> _Instructions for the task_:
Retype the listing that follows, word for word.

> _Source material_:
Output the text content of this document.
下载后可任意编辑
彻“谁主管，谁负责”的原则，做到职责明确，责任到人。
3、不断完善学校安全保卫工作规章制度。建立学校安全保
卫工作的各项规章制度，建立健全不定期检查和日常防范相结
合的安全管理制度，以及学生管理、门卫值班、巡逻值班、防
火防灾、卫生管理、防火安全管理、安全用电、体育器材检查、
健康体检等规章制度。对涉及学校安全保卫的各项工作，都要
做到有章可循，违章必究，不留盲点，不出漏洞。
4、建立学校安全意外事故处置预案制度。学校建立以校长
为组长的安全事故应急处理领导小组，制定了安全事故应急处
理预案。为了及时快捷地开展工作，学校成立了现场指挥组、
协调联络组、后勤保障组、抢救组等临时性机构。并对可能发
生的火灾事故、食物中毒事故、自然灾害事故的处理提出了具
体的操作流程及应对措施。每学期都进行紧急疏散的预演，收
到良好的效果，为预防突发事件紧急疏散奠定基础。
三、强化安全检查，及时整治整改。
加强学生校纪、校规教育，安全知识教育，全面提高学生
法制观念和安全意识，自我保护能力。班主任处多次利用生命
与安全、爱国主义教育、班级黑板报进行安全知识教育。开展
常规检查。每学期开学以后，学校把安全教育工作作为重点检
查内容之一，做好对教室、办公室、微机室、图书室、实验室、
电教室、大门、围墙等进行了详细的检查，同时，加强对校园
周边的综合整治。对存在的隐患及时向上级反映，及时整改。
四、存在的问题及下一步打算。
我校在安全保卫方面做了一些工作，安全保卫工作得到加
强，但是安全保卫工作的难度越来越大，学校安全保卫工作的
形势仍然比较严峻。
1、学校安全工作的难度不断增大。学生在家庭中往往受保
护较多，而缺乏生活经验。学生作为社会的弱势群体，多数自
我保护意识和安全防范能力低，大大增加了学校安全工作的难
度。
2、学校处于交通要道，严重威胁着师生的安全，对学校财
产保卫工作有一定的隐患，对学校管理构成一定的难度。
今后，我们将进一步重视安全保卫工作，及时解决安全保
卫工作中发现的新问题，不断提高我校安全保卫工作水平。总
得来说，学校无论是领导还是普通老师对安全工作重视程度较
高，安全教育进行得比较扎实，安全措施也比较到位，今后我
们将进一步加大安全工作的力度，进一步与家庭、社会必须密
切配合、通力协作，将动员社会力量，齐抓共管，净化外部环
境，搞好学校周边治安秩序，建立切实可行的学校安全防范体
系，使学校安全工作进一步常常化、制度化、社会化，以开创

> _Exercise response_:
Output the text content of this document.
下载后可任意编辑
彻“谁主管，谁负责”的原则，做到职责明确，责任到人。
3、不断完善学校安全保卫工作规章制度。建立学校安全保
卫工作的各项规章制度，建立健全不定期检查和日常防范相结
合的安全管理制度，以及学生管理、门卫值班、巡逻值班、防
火防灾、卫生管理、防火安全管理、安全用电、体育器材检查、
健康体检等规章制度。对涉及学校安全保卫的各项工作，都要
做到有章可循，违章必究，不留盲点，不出漏洞。
4、建立学校安全意外事故处置预案制度。学校建立以校长
为组长的安全事故应急处理领导小组，制定了安全事故应急处
理预案。为了及时快捷地开展工作，学校成立了现场指挥组、
协调联络组、后勤保障组、抢救组等临时性机构。并对可能发
生的火灾事故、食物中毒事故、自然灾害事故的处理提出了具
体的操作流程及应对措施。每学期都进行紧急疏散的预演，收
到良好的效果，为预防突发事件紧急疏散奠定基础。
三、强化安全检查，及时整治整改。
加强学生校纪、校规教育，安全知识教育，全面提高学生
法制观念和安全意识，自我保护能力。班主任处多次利用生命
与安全、爱国主义教育、班级黑板报进行安全知识教育。开展
常规检查。每学期开学以后，学校把安全教育工作作为重点检
查内容之一，做好对教室、办公室、微机室、图书室、实验室、
电教室、大门、围墙等进行了详细的检查，同时，加强对校园
周边的综合整治。对存在的隐患及时向上级反映，及时整改。
四、存在的问题及下一步打算。
我校在安全保卫方面做了一些工作，安全保卫工作得到加
强，但是安全保卫工作的难度越来越大，学校安全保卫工作的
形势仍然比较严峻。
1、学校安全工作的难度不断增大。学生在家庭中往往受保
护较多，而缺乏生活经验。学生作为社会的弱势群体，多数自
我保护意识和安全防范能力低，大大增加了学校安全工作的难
度。
2、学校处于交通要道，严重威胁着师生的安全，对学校财
产保卫工作有一定的隐患，对学校管理构成一定的难度。
今后，我们将进一步重视安全保卫工作，及时解决安全保
卫工作中发现的新问题，不断提高我校安全保卫工作水平。总
得来说，学校无论是领导还是普通老师对安全工作重视程度较
高，安全教育进行得比较扎实，安全措施也比较到位，今后我
们将进一步加大安全工作的力度，进一步与家庭、社会必须密
切配合、通力协作，将动员社会力量，齐抓共管，净化外部环
境，搞好学校周边治安秩序，建立切实可行的学校安全防范体
系，使学校安全工作进一步常常化、制度化、社会化，以开创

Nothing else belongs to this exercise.